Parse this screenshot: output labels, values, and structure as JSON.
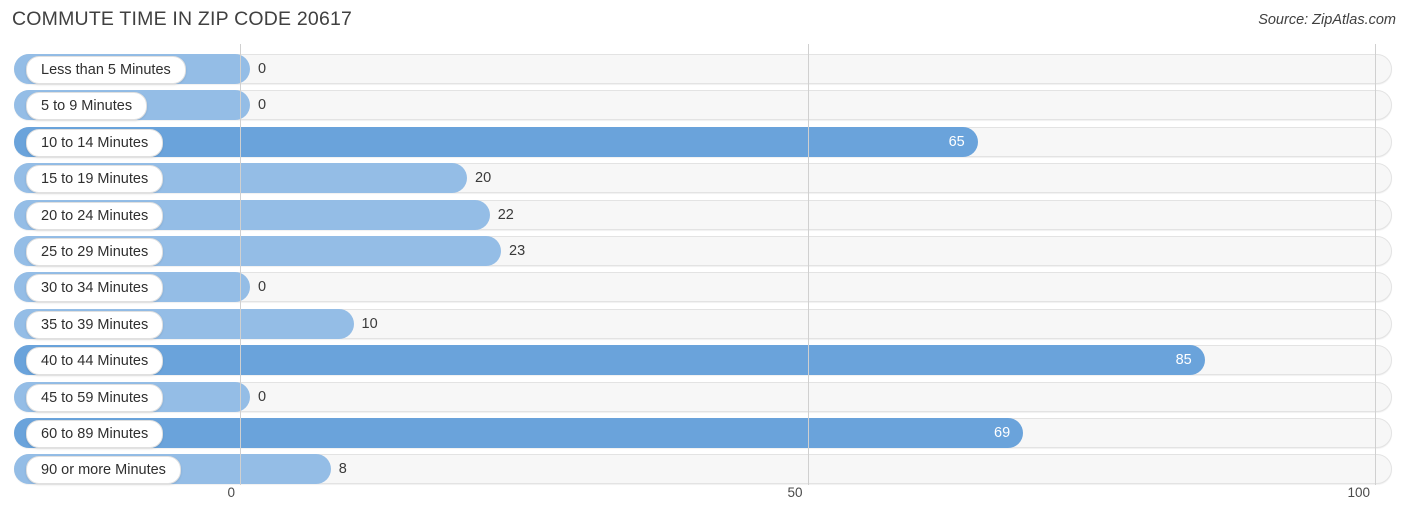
{
  "header": {
    "title": "COMMUTE TIME IN ZIP CODE 20617",
    "source": "Source: ZipAtlas.com"
  },
  "chart_data": {
    "type": "bar",
    "orientation": "horizontal",
    "title": "COMMUTE TIME IN ZIP CODE 20617",
    "subtitle": "Source: ZipAtlas.com",
    "xlabel": "",
    "ylabel": "",
    "xlim": [
      0,
      100
    ],
    "xticks": [
      "0",
      "50",
      "100"
    ],
    "xtick_values": [
      0,
      50,
      100
    ],
    "grid": true,
    "legend": false,
    "categories": [
      "Less than 5 Minutes",
      "5 to 9 Minutes",
      "10 to 14 Minutes",
      "15 to 19 Minutes",
      "20 to 24 Minutes",
      "25 to 29 Minutes",
      "30 to 34 Minutes",
      "35 to 39 Minutes",
      "40 to 44 Minutes",
      "45 to 59 Minutes",
      "60 to 89 Minutes",
      "90 or more Minutes"
    ],
    "values": [
      0,
      0,
      65,
      20,
      22,
      23,
      0,
      10,
      85,
      0,
      69,
      8
    ],
    "value_labels": [
      "0",
      "0",
      "65",
      "20",
      "22",
      "23",
      "0",
      "10",
      "85",
      "0",
      "69",
      "8"
    ]
  },
  "colors": {
    "bar_light": "#94bde6",
    "bar_dark": "#6aa3db",
    "track": "#f7f7f7",
    "grid": "#d0d0d0",
    "label_text": "#2f2f2f",
    "value_inside": "#ffffff"
  },
  "rows": [
    {
      "label": "Less than 5 Minutes",
      "value": 0,
      "value_label": "0",
      "shade": "light",
      "label_inside": true
    },
    {
      "label": "5 to 9 Minutes",
      "value": 0,
      "value_label": "0",
      "shade": "light",
      "label_inside": true
    },
    {
      "label": "10 to 14 Minutes",
      "value": 65,
      "value_label": "65",
      "shade": "dark",
      "label_inside": true
    },
    {
      "label": "15 to 19 Minutes",
      "value": 20,
      "value_label": "20",
      "shade": "light",
      "label_inside": false
    },
    {
      "label": "20 to 24 Minutes",
      "value": 22,
      "value_label": "22",
      "shade": "light",
      "label_inside": false
    },
    {
      "label": "25 to 29 Minutes",
      "value": 23,
      "value_label": "23",
      "shade": "light",
      "label_inside": false
    },
    {
      "label": "30 to 34 Minutes",
      "value": 0,
      "value_label": "0",
      "shade": "light",
      "label_inside": true
    },
    {
      "label": "35 to 39 Minutes",
      "value": 10,
      "value_label": "10",
      "shade": "light",
      "label_inside": false
    },
    {
      "label": "40 to 44 Minutes",
      "value": 85,
      "value_label": "85",
      "shade": "dark",
      "label_inside": true
    },
    {
      "label": "45 to 59 Minutes",
      "value": 0,
      "value_label": "0",
      "shade": "light",
      "label_inside": true
    },
    {
      "label": "60 to 89 Minutes",
      "value": 69,
      "value_label": "69",
      "shade": "dark",
      "label_inside": true
    },
    {
      "label": "90 or more Minutes",
      "value": 8,
      "value_label": "8",
      "shade": "light",
      "label_inside": false
    }
  ],
  "axis": {
    "ticks": [
      "0",
      "50",
      "100"
    ]
  }
}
##########
DESCRIPTION OF THE TASK → Take the listing above and restate it word for word, without its pictures.

THE RESPONSE →
Parse this screenshot: output labels, values, and structure as JSON.
{
  "header": {
    "title": "COMMUTE TIME IN ZIP CODE 20617",
    "source": "Source: ZipAtlas.com"
  },
  "chart_data": {
    "type": "bar",
    "orientation": "horizontal",
    "title": "COMMUTE TIME IN ZIP CODE 20617",
    "subtitle": "Source: ZipAtlas.com",
    "xlabel": "",
    "ylabel": "",
    "xlim": [
      0,
      100
    ],
    "xticks": [
      "0",
      "50",
      "100"
    ],
    "xtick_values": [
      0,
      50,
      100
    ],
    "grid": true,
    "legend": false,
    "categories": [
      "Less than 5 Minutes",
      "5 to 9 Minutes",
      "10 to 14 Minutes",
      "15 to 19 Minutes",
      "20 to 24 Minutes",
      "25 to 29 Minutes",
      "30 to 34 Minutes",
      "35 to 39 Minutes",
      "40 to 44 Minutes",
      "45 to 59 Minutes",
      "60 to 89 Minutes",
      "90 or more Minutes"
    ],
    "values": [
      0,
      0,
      65,
      20,
      22,
      23,
      0,
      10,
      85,
      0,
      69,
      8
    ],
    "value_labels": [
      "0",
      "0",
      "65",
      "20",
      "22",
      "23",
      "0",
      "10",
      "85",
      "0",
      "69",
      "8"
    ]
  },
  "colors": {
    "bar_light": "#94bde6",
    "bar_dark": "#6aa3db",
    "track": "#f7f7f7",
    "grid": "#d0d0d0",
    "label_text": "#2f2f2f",
    "value_inside": "#ffffff"
  },
  "rows": [
    {
      "label": "Less than 5 Minutes",
      "value": 0,
      "value_label": "0",
      "shade": "light",
      "label_inside": true
    },
    {
      "label": "5 to 9 Minutes",
      "value": 0,
      "value_label": "0",
      "shade": "light",
      "label_inside": true
    },
    {
      "label": "10 to 14 Minutes",
      "value": 65,
      "value_label": "65",
      "shade": "dark",
      "label_inside": true
    },
    {
      "label": "15 to 19 Minutes",
      "value": 20,
      "value_label": "20",
      "shade": "light",
      "label_inside": false
    },
    {
      "label": "20 to 24 Minutes",
      "value": 22,
      "value_label": "22",
      "shade": "light",
      "label_inside": false
    },
    {
      "label": "25 to 29 Minutes",
      "value": 23,
      "value_label": "23",
      "shade": "light",
      "label_inside": false
    },
    {
      "label": "30 to 34 Minutes",
      "value": 0,
      "value_label": "0",
      "shade": "light",
      "label_inside": true
    },
    {
      "label": "35 to 39 Minutes",
      "value": 10,
      "value_label": "10",
      "shade": "light",
      "label_inside": false
    },
    {
      "label": "40 to 44 Minutes",
      "value": 85,
      "value_label": "85",
      "shade": "dark",
      "label_inside": true
    },
    {
      "label": "45 to 59 Minutes",
      "value": 0,
      "value_label": "0",
      "shade": "light",
      "label_inside": true
    },
    {
      "label": "60 to 89 Minutes",
      "value": 69,
      "value_label": "69",
      "shade": "dark",
      "label_inside": true
    },
    {
      "label": "90 or more Minutes",
      "value": 8,
      "value_label": "8",
      "shade": "light",
      "label_inside": false
    }
  ],
  "axis": {
    "ticks": [
      "0",
      "50",
      "100"
    ]
  }
}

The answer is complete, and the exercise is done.